• _WORK REQUIRED_
Below are the records. Gather each line that holds "callout".

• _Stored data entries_
(begin)

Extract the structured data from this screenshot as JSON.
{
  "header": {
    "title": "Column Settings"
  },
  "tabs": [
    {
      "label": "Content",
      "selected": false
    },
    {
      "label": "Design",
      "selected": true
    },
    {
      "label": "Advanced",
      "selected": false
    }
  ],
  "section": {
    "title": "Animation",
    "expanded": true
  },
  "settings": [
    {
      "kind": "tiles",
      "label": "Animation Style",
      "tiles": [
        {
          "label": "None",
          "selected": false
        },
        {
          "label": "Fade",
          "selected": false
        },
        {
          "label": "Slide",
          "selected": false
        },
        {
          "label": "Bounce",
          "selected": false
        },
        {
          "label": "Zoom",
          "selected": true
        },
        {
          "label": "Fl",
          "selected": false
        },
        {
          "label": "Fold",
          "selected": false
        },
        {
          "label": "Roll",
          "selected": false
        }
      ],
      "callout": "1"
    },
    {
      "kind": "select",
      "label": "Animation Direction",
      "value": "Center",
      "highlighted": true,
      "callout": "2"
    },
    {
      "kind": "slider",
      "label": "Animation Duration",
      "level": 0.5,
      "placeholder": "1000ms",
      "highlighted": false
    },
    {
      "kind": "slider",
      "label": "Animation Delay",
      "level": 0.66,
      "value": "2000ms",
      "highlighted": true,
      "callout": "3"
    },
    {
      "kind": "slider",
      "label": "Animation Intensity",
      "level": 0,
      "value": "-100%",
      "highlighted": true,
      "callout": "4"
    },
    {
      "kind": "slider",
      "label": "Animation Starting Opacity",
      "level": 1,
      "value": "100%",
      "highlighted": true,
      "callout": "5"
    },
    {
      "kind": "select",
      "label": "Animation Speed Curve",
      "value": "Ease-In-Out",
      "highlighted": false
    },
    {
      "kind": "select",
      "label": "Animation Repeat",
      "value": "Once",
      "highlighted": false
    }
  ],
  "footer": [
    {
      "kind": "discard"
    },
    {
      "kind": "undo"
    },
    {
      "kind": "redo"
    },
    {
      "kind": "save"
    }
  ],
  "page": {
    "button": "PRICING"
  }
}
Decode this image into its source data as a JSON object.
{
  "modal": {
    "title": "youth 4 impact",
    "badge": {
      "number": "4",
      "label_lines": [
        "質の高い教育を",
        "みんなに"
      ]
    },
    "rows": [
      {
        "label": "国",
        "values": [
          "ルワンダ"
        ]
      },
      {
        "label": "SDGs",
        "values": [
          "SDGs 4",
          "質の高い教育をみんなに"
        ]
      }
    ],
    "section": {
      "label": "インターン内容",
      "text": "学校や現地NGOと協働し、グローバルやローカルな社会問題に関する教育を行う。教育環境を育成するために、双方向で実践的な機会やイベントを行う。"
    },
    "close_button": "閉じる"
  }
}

(end)

• _EXERCISE RESPONSE_
      "callout": "1"
      "callout": "2"
      "callout": "3"
      "callout": "4"
      "callout": "5"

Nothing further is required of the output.